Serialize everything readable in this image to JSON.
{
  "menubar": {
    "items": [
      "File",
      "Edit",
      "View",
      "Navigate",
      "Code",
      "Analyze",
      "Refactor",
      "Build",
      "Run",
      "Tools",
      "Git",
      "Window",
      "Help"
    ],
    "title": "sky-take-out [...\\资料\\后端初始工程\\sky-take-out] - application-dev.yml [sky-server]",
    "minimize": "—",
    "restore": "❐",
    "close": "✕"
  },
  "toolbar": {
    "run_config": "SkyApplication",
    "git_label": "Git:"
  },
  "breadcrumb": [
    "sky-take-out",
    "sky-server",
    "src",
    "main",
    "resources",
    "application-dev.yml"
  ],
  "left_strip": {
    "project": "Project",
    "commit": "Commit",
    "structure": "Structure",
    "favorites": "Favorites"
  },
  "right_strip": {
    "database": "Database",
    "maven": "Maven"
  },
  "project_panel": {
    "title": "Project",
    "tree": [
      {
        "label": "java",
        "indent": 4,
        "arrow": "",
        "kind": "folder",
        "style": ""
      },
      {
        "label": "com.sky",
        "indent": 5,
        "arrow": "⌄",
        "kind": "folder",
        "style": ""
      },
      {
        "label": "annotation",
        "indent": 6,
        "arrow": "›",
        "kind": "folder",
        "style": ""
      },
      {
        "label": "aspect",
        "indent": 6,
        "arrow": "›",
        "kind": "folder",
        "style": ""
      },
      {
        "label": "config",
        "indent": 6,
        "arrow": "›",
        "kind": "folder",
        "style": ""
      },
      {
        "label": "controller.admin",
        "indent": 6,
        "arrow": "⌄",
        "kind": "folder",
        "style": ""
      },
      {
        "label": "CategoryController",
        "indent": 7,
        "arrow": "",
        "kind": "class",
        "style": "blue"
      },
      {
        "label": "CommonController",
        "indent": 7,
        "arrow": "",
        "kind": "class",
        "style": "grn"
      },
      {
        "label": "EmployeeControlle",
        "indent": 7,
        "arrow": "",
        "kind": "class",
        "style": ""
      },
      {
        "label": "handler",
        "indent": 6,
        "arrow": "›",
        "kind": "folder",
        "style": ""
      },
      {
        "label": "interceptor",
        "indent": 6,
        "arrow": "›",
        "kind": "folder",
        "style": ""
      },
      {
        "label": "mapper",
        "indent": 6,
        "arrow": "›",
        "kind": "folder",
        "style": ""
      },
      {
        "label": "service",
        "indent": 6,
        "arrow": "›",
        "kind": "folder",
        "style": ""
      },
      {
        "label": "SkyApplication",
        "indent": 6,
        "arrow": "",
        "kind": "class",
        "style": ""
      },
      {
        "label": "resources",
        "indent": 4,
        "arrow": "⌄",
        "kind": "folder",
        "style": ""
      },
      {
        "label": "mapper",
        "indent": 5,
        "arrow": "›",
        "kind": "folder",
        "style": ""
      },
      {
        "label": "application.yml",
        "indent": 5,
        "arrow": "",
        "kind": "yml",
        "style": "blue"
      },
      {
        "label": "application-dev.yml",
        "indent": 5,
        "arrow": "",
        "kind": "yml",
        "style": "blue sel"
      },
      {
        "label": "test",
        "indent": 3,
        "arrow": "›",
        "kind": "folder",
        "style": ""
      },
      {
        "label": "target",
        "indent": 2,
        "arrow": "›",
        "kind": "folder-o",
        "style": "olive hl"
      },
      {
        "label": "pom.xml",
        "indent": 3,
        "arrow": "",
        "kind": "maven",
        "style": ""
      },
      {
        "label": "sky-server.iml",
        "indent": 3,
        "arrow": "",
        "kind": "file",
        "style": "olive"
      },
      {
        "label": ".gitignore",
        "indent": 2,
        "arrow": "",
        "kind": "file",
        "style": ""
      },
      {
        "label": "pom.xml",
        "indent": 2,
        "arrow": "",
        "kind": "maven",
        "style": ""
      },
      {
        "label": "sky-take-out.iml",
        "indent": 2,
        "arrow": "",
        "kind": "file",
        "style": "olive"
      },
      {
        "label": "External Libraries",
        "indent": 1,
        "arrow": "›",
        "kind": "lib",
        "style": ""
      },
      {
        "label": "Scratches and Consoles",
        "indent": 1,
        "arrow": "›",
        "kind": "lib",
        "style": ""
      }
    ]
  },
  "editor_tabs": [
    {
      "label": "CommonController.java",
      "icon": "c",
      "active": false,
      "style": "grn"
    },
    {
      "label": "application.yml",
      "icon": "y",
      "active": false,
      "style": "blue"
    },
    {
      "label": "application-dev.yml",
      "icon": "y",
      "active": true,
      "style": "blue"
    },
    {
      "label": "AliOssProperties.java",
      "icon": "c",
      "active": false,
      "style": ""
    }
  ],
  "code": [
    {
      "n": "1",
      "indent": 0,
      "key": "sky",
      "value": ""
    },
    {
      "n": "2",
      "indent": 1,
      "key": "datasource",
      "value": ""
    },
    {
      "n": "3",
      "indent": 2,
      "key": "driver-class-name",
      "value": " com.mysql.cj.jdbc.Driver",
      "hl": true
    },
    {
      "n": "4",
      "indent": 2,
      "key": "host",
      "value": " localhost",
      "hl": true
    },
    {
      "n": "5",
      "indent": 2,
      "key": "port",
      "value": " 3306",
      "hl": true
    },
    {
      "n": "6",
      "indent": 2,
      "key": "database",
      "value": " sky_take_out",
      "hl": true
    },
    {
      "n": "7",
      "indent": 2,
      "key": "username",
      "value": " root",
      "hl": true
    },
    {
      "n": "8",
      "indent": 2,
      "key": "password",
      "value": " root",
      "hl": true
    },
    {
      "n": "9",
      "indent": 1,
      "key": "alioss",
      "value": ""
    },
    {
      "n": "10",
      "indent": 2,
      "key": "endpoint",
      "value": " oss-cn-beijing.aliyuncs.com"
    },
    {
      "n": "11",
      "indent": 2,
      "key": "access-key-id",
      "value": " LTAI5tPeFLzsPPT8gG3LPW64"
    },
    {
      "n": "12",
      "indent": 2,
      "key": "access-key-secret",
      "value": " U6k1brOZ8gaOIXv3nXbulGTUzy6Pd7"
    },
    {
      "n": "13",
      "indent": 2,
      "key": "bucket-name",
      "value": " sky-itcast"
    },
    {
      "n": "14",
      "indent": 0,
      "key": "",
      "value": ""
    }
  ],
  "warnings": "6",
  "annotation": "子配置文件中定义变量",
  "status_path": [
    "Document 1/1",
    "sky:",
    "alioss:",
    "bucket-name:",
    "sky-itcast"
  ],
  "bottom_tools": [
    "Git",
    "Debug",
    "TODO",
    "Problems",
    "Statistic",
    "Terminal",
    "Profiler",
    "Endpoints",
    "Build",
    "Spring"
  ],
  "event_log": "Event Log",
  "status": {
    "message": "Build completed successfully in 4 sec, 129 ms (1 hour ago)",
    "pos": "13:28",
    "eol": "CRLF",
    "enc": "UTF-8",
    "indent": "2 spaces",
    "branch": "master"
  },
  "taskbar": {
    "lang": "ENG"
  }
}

-*-*-

WHAT IS REQUIRED =>
Each line of the material must be restated exactly.

COMPLETE ANSWER =>
Serialize everything readable in this image to JSON.
{
  "menubar": {
    "items": [
      "File",
      "Edit",
      "View",
      "Navigate",
      "Code",
      "Analyze",
      "Refactor",
      "Build",
      "Run",
      "Tools",
      "Git",
      "Window",
      "Help"
    ],
    "title": "sky-take-out [...\\资料\\后端初始工程\\sky-take-out] - application-dev.yml [sky-server]",
    "minimize": "—",
    "restore": "❐",
    "close": "✕"
  },
  "toolbar": {
    "run_config": "SkyApplication",
    "git_label": "Git:"
  },
  "breadcrumb": [
    "sky-take-out",
    "sky-server",
    "src",
    "main",
    "resources",
    "application-dev.yml"
  ],
  "left_strip": {
    "project": "Project",
    "commit": "Commit",
    "structure": "Structure",
    "favorites": "Favorites"
  },
  "right_strip": {
    "database": "Database",
    "maven": "Maven"
  },
  "project_panel": {
    "title": "Project",
    "tree": [
      {
        "label": "java",
        "indent": 4,
        "arrow": "",
        "kind": "folder",
        "style": ""
      },
      {
        "label": "com.sky",
        "indent": 5,
        "arrow": "⌄",
        "kind": "folder",
        "style": ""
      },
      {
        "label": "annotation",
        "indent": 6,
        "arrow": "›",
        "kind": "folder",
        "style": ""
      },
      {
        "label": "aspect",
        "indent": 6,
        "arrow": "›",
        "kind": "folder",
        "style": ""
      },
      {
        "label": "config",
        "indent": 6,
        "arrow": "›",
        "kind": "folder",
        "style": ""
      },
      {
        "label": "controller.admin",
        "indent": 6,
        "arrow": "⌄",
        "kind": "folder",
        "style": ""
      },
      {
        "label": "CategoryController",
        "indent": 7,
        "arrow": "",
        "kind": "class",
        "style": "blue"
      },
      {
        "label": "CommonController",
        "indent": 7,
        "arrow": "",
        "kind": "class",
        "style": "grn"
      },
      {
        "label": "EmployeeControlle",
        "indent": 7,
        "arrow": "",
        "kind": "class",
        "style": ""
      },
      {
        "label": "handler",
        "indent": 6,
        "arrow": "›",
        "kind": "folder",
        "style": ""
      },
      {
        "label": "interceptor",
        "indent": 6,
        "arrow": "›",
        "kind": "folder",
        "style": ""
      },
      {
        "label": "mapper",
        "indent": 6,
        "arrow": "›",
        "kind": "folder",
        "style": ""
      },
      {
        "label": "service",
        "indent": 6,
        "arrow": "›",
        "kind": "folder",
        "style": ""
      },
      {
        "label": "SkyApplication",
        "indent": 6,
        "arrow": "",
        "kind": "class",
        "style": ""
      },
      {
        "label": "resources",
        "indent": 4,
        "arrow": "⌄",
        "kind": "folder",
        "style": ""
      },
      {
        "label": "mapper",
        "indent": 5,
        "arrow": "›",
        "kind": "folder",
        "style": ""
      },
      {
        "label": "application.yml",
        "indent": 5,
        "arrow": "",
        "kind": "yml",
        "style": "blue"
      },
      {
        "label": "application-dev.yml",
        "indent": 5,
        "arrow": "",
        "kind": "yml",
        "style": "blue sel"
      },
      {
        "label": "test",
        "indent": 3,
        "arrow": "›",
        "kind": "folder",
        "style": ""
      },
      {
        "label": "target",
        "indent": 2,
        "arrow": "›",
        "kind": "folder-o",
        "style": "olive hl"
      },
      {
        "label": "pom.xml",
        "indent": 3,
        "arrow": "",
        "kind": "maven",
        "style": ""
      },
      {
        "label": "sky-server.iml",
        "indent": 3,
        "arrow": "",
        "kind": "file",
        "style": "olive"
      },
      {
        "label": ".gitignore",
        "indent": 2,
        "arrow": "",
        "kind": "file",
        "style": ""
      },
      {
        "label": "pom.xml",
        "indent": 2,
        "arrow": "",
        "kind": "maven",
        "style": ""
      },
      {
        "label": "sky-take-out.iml",
        "indent": 2,
        "arrow": "",
        "kind": "file",
        "style": "olive"
      },
      {
        "label": "External Libraries",
        "indent": 1,
        "arrow": "›",
        "kind": "lib",
        "style": ""
      },
      {
        "label": "Scratches and Consoles",
        "indent": 1,
        "arrow": "›",
        "kind": "lib",
        "style": ""
      }
    ]
  },
  "editor_tabs": [
    {
      "label": "CommonController.java",
      "icon": "c",
      "active": false,
      "style": "grn"
    },
    {
      "label": "application.yml",
      "icon": "y",
      "active": false,
      "style": "blue"
    },
    {
      "label": "application-dev.yml",
      "icon": "y",
      "active": true,
      "style": "blue"
    },
    {
      "label": "AliOssProperties.java",
      "icon": "c",
      "active": false,
      "style": ""
    }
  ],
  "code": [
    {
      "n": "1",
      "indent": 0,
      "key": "sky",
      "value": ""
    },
    {
      "n": "2",
      "indent": 1,
      "key": "datasource",
      "value": ""
    },
    {
      "n": "3",
      "indent": 2,
      "key": "driver-class-name",
      "value": " com.mysql.cj.jdbc.Driver",
      "hl": true
    },
    {
      "n": "4",
      "indent": 2,
      "key": "host",
      "value": " localhost",
      "hl": true
    },
    {
      "n": "5",
      "indent": 2,
      "key": "port",
      "value": " 3306",
      "hl": true
    },
    {
      "n": "6",
      "indent": 2,
      "key": "database",
      "value": " sky_take_out",
      "hl": true
    },
    {
      "n": "7",
      "indent": 2,
      "key": "username",
      "value": " root",
      "hl": true
    },
    {
      "n": "8",
      "indent": 2,
      "key": "password",
      "value": " root",
      "hl": true
    },
    {
      "n": "9",
      "indent": 1,
      "key": "alioss",
      "value": ""
    },
    {
      "n": "10",
      "indent": 2,
      "key": "endpoint",
      "value": " oss-cn-beijing.aliyuncs.com"
    },
    {
      "n": "11",
      "indent": 2,
      "key": "access-key-id",
      "value": " LTAI5tPeFLzsPPT8gG3LPW64"
    },
    {
      "n": "12",
      "indent": 2,
      "key": "access-key-secret",
      "value": " U6k1brOZ8gaOIXv3nXbulGTUzy6Pd7"
    },
    {
      "n": "13",
      "indent": 2,
      "key": "bucket-name",
      "value": " sky-itcast"
    },
    {
      "n": "14",
      "indent": 0,
      "key": "",
      "value": ""
    }
  ],
  "warnings": "6",
  "annotation": "子配置文件中定义变量",
  "status_path": [
    "Document 1/1",
    "sky:",
    "alioss:",
    "bucket-name:",
    "sky-itcast"
  ],
  "bottom_tools": [
    "Git",
    "Debug",
    "TODO",
    "Problems",
    "Statistic",
    "Terminal",
    "Profiler",
    "Endpoints",
    "Build",
    "Spring"
  ],
  "event_log": "Event Log",
  "status": {
    "message": "Build completed successfully in 4 sec, 129 ms (1 hour ago)",
    "pos": "13:28",
    "eol": "CRLF",
    "enc": "UTF-8",
    "indent": "2 spaces",
    "branch": "master"
  },
  "taskbar": {
    "lang": "ENG"
  }
}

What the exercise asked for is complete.